* EXERCISE BRIEF
Go over the lines below, and when one contains the word "Care", copy it.

Records drawn from a dataset:
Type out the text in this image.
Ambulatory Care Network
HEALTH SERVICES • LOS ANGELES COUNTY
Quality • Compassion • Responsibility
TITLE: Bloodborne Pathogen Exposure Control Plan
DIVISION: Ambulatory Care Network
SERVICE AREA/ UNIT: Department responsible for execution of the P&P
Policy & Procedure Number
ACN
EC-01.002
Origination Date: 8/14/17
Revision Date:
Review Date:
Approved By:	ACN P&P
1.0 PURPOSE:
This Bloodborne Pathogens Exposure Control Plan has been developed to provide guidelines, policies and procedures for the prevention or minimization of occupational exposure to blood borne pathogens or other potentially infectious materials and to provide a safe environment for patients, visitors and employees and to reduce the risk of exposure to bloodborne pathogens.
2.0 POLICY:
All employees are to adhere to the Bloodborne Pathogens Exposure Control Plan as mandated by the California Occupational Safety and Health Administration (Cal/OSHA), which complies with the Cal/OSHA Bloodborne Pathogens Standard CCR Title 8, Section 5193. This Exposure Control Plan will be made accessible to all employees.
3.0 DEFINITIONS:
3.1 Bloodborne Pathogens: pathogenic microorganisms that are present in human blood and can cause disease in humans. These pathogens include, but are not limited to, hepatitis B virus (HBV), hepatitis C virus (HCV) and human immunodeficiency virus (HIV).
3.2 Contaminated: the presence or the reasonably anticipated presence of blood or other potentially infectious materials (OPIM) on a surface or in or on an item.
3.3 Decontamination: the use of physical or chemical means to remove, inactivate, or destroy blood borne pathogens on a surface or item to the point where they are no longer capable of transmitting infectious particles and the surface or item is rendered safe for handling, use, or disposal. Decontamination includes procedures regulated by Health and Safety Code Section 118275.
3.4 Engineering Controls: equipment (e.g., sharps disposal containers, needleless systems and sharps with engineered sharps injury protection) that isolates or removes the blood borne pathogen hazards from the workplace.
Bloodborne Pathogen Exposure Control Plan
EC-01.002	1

* ANSWER BOX
Ambulatory Care Network
DIVISION: Ambulatory Care Network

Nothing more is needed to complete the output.